__WORK TO DO__.
Give the material once more, word for word, without any images.

__Dataset rows about figures__.
=-=-=

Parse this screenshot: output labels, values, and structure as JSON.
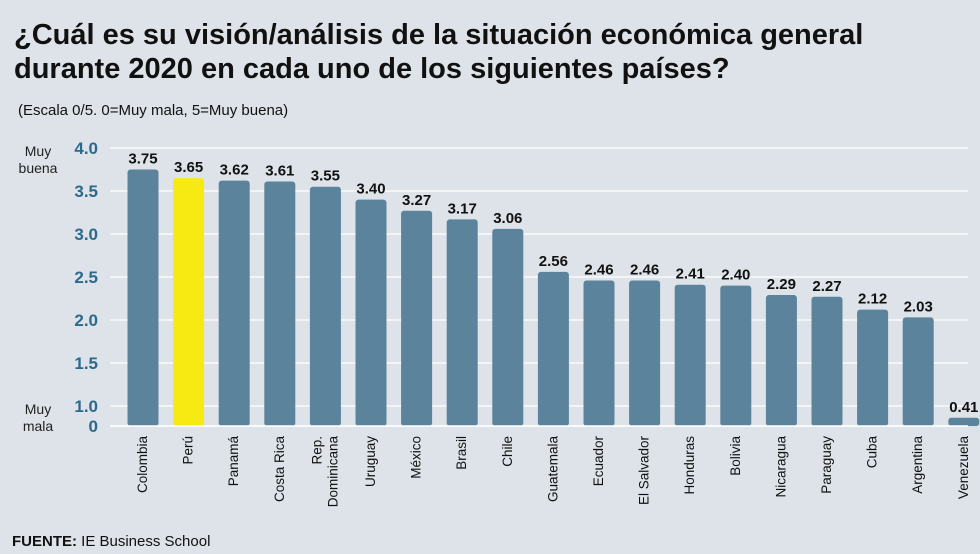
{
  "title": "¿Cuál es su visión/análisis de la situación económica general durante 2020 en cada uno de los siguientes países?",
  "subtitle": "(Escala 0/5. 0=Muy mala, 5=Muy buena)",
  "source_label": "FUENTE:",
  "source_text": " IE Business School",
  "chart_data": {
    "type": "bar",
    "title": "¿Cuál es su visión/análisis de la situación económica general durante 2020 en cada uno de los siguientes países?",
    "xlabel": "",
    "ylabel": "",
    "ylim": [
      0,
      4.0
    ],
    "yticks": [
      0,
      1.0,
      1.5,
      2.0,
      2.5,
      3.0,
      3.5,
      4.0
    ],
    "ytick_labels": [
      "0",
      "1.0",
      "1.5",
      "2.0",
      "2.5",
      "3.0",
      "3.5",
      "4.0"
    ],
    "y_top_label": [
      "Muy",
      "buena"
    ],
    "y_bottom_label": [
      "Muy",
      "mala"
    ],
    "categories": [
      [
        "Colombia"
      ],
      [
        "Perú"
      ],
      [
        "Panamá"
      ],
      [
        "Costa Rica"
      ],
      [
        "Rep.",
        "Dominicana"
      ],
      [
        "Uruguay"
      ],
      [
        "México"
      ],
      [
        "Brasil"
      ],
      [
        "Chile"
      ],
      [
        "Guatemala"
      ],
      [
        "Ecuador"
      ],
      [
        "El Salvador"
      ],
      [
        "Honduras"
      ],
      [
        "Bolivia"
      ],
      [
        "Nicaragua"
      ],
      [
        "Paraguay"
      ],
      [
        "Cuba"
      ],
      [
        "Argentina"
      ],
      [
        "Venezuela"
      ]
    ],
    "values": [
      3.75,
      3.65,
      3.62,
      3.61,
      3.55,
      3.4,
      3.27,
      3.17,
      3.06,
      2.56,
      2.46,
      2.46,
      2.41,
      2.4,
      2.29,
      2.27,
      2.12,
      2.03,
      0.41
    ],
    "value_labels": [
      "3.75",
      "3.65",
      "3.62",
      "3.61",
      "3.55",
      "3.40",
      "3.27",
      "3.17",
      "3.06",
      "2.56",
      "2.46",
      "2.46",
      "2.41",
      "2.40",
      "2.29",
      "2.27",
      "2.12",
      "2.03",
      "0.41"
    ],
    "highlight_index": 1,
    "colors": {
      "bar": "#5b839b",
      "highlight": "#f7ea13",
      "tick": "#2b6a8c",
      "grid": "#ffffff"
    },
    "grid": true
  }
}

=-=-=

__SOLUTION TO THIS PROBLEM__.
Parse this screenshot: output labels, values, and structure as JSON.
{
  "title": "¿Cuál es su visión/análisis de la situación económica general durante 2020 en cada uno de los siguientes países?",
  "subtitle": "(Escala 0/5. 0=Muy mala, 5=Muy buena)",
  "source_label": "FUENTE:",
  "source_text": " IE Business School",
  "chart_data": {
    "type": "bar",
    "title": "¿Cuál es su visión/análisis de la situación económica general durante 2020 en cada uno de los siguientes países?",
    "xlabel": "",
    "ylabel": "",
    "ylim": [
      0,
      4.0
    ],
    "yticks": [
      0,
      1.0,
      1.5,
      2.0,
      2.5,
      3.0,
      3.5,
      4.0
    ],
    "ytick_labels": [
      "0",
      "1.0",
      "1.5",
      "2.0",
      "2.5",
      "3.0",
      "3.5",
      "4.0"
    ],
    "y_top_label": [
      "Muy",
      "buena"
    ],
    "y_bottom_label": [
      "Muy",
      "mala"
    ],
    "categories": [
      [
        "Colombia"
      ],
      [
        "Perú"
      ],
      [
        "Panamá"
      ],
      [
        "Costa Rica"
      ],
      [
        "Rep.",
        "Dominicana"
      ],
      [
        "Uruguay"
      ],
      [
        "México"
      ],
      [
        "Brasil"
      ],
      [
        "Chile"
      ],
      [
        "Guatemala"
      ],
      [
        "Ecuador"
      ],
      [
        "El Salvador"
      ],
      [
        "Honduras"
      ],
      [
        "Bolivia"
      ],
      [
        "Nicaragua"
      ],
      [
        "Paraguay"
      ],
      [
        "Cuba"
      ],
      [
        "Argentina"
      ],
      [
        "Venezuela"
      ]
    ],
    "values": [
      3.75,
      3.65,
      3.62,
      3.61,
      3.55,
      3.4,
      3.27,
      3.17,
      3.06,
      2.56,
      2.46,
      2.46,
      2.41,
      2.4,
      2.29,
      2.27,
      2.12,
      2.03,
      0.41
    ],
    "value_labels": [
      "3.75",
      "3.65",
      "3.62",
      "3.61",
      "3.55",
      "3.40",
      "3.27",
      "3.17",
      "3.06",
      "2.56",
      "2.46",
      "2.46",
      "2.41",
      "2.40",
      "2.29",
      "2.27",
      "2.12",
      "2.03",
      "0.41"
    ],
    "highlight_index": 1,
    "colors": {
      "bar": "#5b839b",
      "highlight": "#f7ea13",
      "tick": "#2b6a8c",
      "grid": "#ffffff"
    },
    "grid": true
  }
}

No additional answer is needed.